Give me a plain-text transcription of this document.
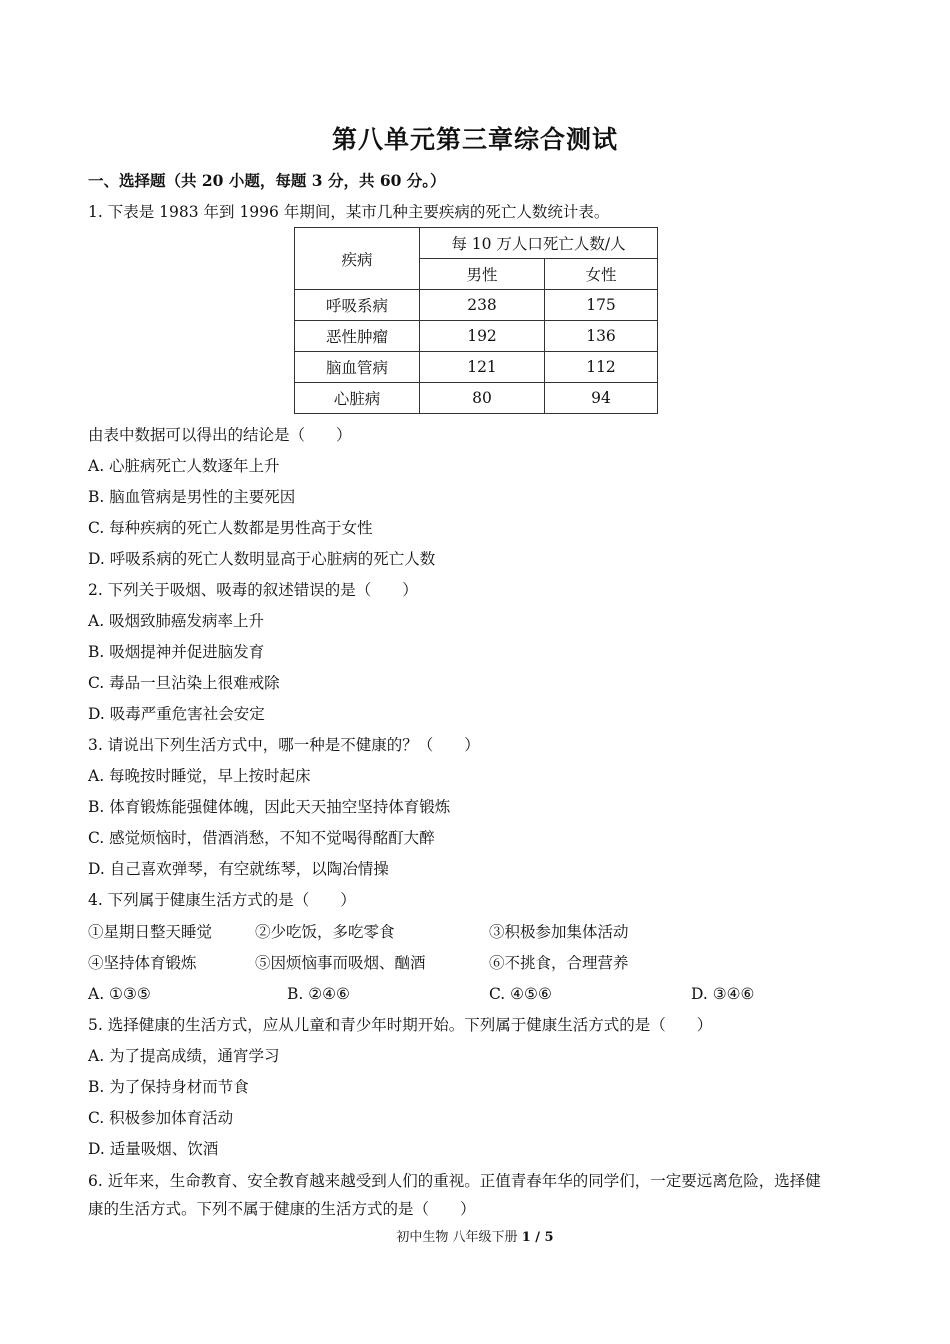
第八单元第三章综合测试
一、选择题（共 20 小题，每题 3 分，共 60 分。）
1. 下表是 1983 年到 1996 年期间，某市几种主要疾病的死亡人数统计表。
疾病	每 10 万人口死亡人数/人	
	男性	女性
呼吸系病	238	175
恶性肿瘤	192	136
脑血管病	121	112
心脏病	80	94
由表中数据可以得出的结论是（　　）
A. 心脏病死亡人数逐年上升
B. 脑血管病是男性的主要死因
C. 每种疾病的死亡人数都是男性高于女性
D. 呼吸系病的死亡人数明显高于心脏病的死亡人数
2. 下列关于吸烟、吸毒的叙述错误的是（　　）
A. 吸烟致肺癌发病率上升
B. 吸烟提神并促进脑发育
C. 毒品一旦沾染上很难戒除
D. 吸毒严重危害社会安定
3. 请说出下列生活方式中，哪一种是不健康的？（　　）
A. 每晚按时睡觉，早上按时起床
B. 体育锻炼能强健体魄，因此天天抽空坚持体育锻炼
C. 感觉烦恼时，借酒消愁，不知不觉喝得酩酊大醉
D. 自己喜欢弹琴，有空就练琴，以陶冶情操
4. 下列属于健康生活方式的是（　　）
①星期日整天睡觉	②少吃饭，多吃零食	③积极参加集体活动
④坚持体育锻炼	⑤因烦恼事而吸烟、酗酒	⑥不挑食，合理营养
A. ①③⑤	B. ②④⑥	C. ④⑤⑥	D. ③④⑥
5. 选择健康的生活方式，应从儿童和青少年时期开始。下列属于健康生活方式的是（　　）
A. 为了提高成绩，通宵学习
B. 为了保持身材而节食
C. 积极参加体育活动
D. 适量吸烟、饮酒
6. 近年来，生命教育、安全教育越来越受到人们的重视。正值青春年华的同学们，一定要远离危险，选择健
康的生活方式。下列不属于健康的生活方式的是（　　）
初中生物 八年级下册 1 / 5
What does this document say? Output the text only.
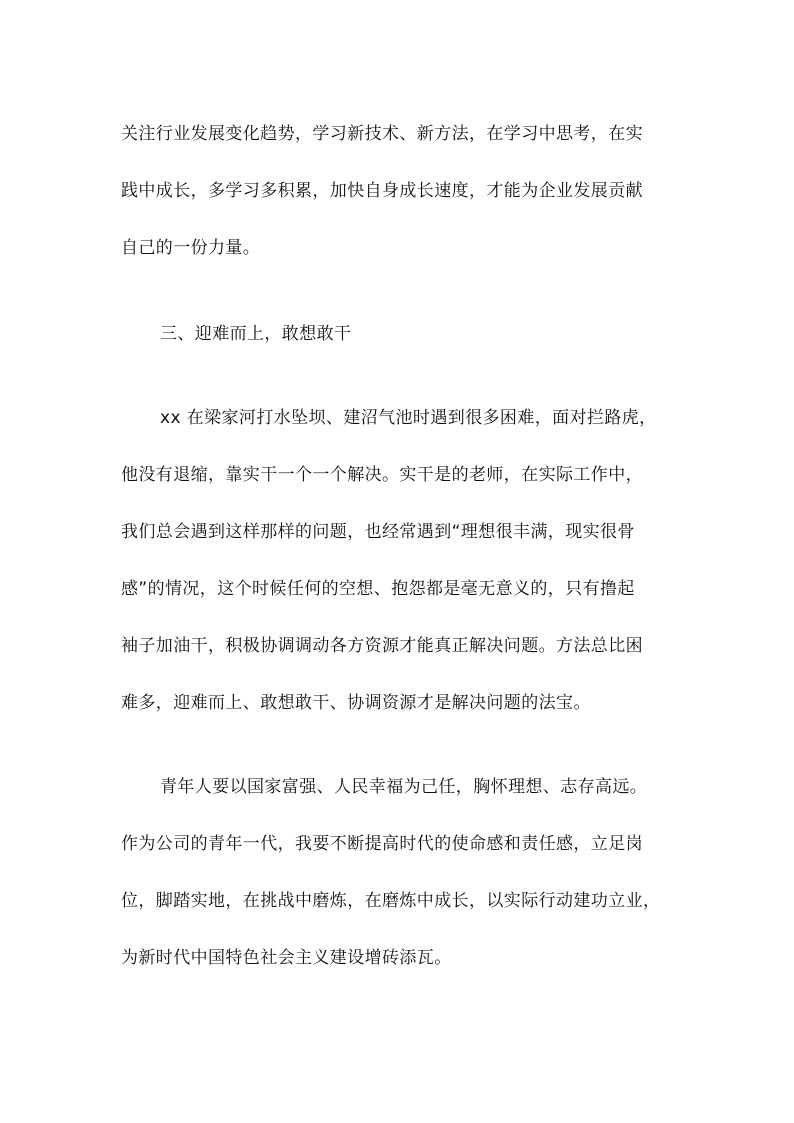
关注行业发展变化趋势，学习新技术、新方法，在学习中思考，在实
践中成长，多学习多积累，加快自身成长速度，才能为企业发展贡献
自己的一份力量。
三、迎难而上，敢想敢干
xx 在梁家河打水坠坝、建沼气池时遇到很多困难，面对拦路虎，
他没有退缩，靠实干一个一个解决。实干是的老师，在实际工作中，
我们总会遇到这样那样的问题，也经常遇到“理想很丰满，现实很骨
感”的情况，这个时候任何的空想、抱怨都是毫无意义的，只有撸起
袖子加油干，积极协调调动各方资源才能真正解决问题。方法总比困
难多，迎难而上、敢想敢干、协调资源才是解决问题的法宝。
青年人要以国家富强、人民幸福为己任，胸怀理想、志存高远。
作为公司的青年一代，我要不断提高时代的使命感和责任感，立足岗
位，脚踏实地，在挑战中磨炼，在磨炼中成长，以实际行动建功立业，
为新时代中国特色社会主义建设增砖添瓦。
------------------------------
### TASK TO CARRY OUT
Show each line of the listing that holds the string "this".

### PROBLEM SOLUTION
Give me a plain-text transcription of this document.
What does this document say? Output the text only.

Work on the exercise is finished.